- **The request**
Find each line with "医学检验技术" and copy it.

──────── Material ────────

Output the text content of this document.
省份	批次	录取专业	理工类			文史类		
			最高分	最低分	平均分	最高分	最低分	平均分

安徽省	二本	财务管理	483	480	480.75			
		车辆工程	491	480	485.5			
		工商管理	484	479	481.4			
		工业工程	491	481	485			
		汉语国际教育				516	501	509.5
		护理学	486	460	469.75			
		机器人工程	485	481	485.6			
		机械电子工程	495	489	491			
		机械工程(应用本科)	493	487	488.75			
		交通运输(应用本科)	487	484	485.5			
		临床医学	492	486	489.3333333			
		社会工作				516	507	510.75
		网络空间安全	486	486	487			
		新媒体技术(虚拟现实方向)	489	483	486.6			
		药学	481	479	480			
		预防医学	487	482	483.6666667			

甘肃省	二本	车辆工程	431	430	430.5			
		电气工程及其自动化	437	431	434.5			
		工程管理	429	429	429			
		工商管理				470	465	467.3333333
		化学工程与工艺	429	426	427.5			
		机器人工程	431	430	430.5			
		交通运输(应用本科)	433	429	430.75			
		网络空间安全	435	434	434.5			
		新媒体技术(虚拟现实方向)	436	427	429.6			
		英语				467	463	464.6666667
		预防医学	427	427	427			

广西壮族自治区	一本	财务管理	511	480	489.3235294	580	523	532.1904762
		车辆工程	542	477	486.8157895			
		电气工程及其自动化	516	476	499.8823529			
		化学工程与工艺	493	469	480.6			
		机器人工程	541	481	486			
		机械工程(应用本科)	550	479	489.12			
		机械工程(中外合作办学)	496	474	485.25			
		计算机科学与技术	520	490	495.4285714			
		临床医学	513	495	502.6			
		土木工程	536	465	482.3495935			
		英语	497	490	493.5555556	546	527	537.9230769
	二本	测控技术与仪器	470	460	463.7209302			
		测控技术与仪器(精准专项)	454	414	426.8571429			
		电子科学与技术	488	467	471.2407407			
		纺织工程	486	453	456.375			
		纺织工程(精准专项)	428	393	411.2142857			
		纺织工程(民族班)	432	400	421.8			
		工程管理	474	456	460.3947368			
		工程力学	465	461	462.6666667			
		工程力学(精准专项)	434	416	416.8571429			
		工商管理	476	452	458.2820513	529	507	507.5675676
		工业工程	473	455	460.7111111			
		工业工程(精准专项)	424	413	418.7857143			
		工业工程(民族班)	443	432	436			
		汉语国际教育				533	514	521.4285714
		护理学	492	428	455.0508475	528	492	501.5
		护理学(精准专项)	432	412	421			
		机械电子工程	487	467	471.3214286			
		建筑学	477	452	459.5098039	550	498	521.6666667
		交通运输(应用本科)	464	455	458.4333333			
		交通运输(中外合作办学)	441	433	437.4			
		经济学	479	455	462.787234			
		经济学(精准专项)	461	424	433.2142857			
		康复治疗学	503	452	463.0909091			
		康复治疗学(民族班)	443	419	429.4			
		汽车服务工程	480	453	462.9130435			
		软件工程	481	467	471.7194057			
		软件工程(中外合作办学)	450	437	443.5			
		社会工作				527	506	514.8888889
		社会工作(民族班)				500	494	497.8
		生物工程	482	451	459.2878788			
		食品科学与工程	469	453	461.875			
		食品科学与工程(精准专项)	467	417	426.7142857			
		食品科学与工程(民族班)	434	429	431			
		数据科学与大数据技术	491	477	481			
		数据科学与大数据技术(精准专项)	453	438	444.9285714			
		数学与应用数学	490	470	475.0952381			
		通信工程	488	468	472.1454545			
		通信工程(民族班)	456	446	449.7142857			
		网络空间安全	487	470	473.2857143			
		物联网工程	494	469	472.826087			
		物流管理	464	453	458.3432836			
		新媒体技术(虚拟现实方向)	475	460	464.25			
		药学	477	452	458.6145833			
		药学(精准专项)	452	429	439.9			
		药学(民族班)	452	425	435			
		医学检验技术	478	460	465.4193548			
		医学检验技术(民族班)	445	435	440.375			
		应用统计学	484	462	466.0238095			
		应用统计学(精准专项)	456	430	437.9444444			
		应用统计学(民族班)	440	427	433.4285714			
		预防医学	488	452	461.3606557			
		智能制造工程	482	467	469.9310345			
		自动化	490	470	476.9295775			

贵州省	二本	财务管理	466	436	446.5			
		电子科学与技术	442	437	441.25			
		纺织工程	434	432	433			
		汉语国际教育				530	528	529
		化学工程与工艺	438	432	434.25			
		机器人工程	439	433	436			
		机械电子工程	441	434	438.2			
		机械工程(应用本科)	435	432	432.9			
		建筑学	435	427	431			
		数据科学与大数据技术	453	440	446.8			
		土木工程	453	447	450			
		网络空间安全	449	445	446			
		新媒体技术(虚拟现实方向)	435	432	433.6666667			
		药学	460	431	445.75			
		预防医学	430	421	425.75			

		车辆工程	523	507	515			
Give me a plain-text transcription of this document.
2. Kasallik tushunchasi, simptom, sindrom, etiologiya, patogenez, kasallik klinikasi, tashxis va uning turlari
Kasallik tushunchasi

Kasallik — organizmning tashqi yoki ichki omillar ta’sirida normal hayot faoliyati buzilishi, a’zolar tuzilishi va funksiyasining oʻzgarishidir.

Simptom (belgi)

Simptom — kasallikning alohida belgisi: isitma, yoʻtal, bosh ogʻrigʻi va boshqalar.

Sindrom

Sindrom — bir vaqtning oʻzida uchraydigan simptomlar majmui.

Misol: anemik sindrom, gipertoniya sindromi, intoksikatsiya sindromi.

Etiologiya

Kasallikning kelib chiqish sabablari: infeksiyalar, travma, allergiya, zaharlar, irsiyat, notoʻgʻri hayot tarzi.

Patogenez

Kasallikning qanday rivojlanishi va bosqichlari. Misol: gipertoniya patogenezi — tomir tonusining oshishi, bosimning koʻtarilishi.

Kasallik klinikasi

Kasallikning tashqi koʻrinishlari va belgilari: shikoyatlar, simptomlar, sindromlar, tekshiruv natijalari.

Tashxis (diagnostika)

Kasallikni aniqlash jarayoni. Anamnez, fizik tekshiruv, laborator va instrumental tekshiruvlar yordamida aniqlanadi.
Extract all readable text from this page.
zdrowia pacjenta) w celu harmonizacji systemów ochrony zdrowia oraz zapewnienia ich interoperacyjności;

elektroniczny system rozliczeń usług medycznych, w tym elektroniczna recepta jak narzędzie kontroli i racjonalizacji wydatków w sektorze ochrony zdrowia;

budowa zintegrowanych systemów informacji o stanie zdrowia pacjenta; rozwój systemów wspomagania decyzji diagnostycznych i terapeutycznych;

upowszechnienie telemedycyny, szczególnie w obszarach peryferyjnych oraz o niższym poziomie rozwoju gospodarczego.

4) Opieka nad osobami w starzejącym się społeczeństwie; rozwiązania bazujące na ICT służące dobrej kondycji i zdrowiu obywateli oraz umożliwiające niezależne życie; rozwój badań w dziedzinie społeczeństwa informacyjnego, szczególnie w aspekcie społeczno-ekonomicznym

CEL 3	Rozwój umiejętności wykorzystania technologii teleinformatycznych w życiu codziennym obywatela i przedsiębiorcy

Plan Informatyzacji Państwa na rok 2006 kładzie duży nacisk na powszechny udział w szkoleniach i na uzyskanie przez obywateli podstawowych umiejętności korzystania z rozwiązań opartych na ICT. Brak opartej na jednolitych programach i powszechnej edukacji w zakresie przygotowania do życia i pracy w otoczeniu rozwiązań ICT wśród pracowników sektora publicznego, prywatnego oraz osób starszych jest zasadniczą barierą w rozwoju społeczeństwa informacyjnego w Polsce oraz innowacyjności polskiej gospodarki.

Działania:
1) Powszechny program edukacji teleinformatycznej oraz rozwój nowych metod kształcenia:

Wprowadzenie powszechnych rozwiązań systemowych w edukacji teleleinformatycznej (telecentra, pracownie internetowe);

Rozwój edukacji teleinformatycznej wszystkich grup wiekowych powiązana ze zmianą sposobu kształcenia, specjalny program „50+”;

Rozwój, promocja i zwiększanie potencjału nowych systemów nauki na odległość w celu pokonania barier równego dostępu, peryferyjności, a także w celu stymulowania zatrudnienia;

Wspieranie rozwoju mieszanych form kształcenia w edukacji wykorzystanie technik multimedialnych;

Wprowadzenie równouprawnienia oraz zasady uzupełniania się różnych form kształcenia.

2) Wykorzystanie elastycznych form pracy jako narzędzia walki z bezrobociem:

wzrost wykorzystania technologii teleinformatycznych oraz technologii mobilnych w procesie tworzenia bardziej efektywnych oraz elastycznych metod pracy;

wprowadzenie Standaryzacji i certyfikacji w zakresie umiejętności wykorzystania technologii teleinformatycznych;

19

────────

- **Exercise answer**
		医学检验技术	478	460	465.4193548			
		医学检验技术(民族班)	445	435	440.375			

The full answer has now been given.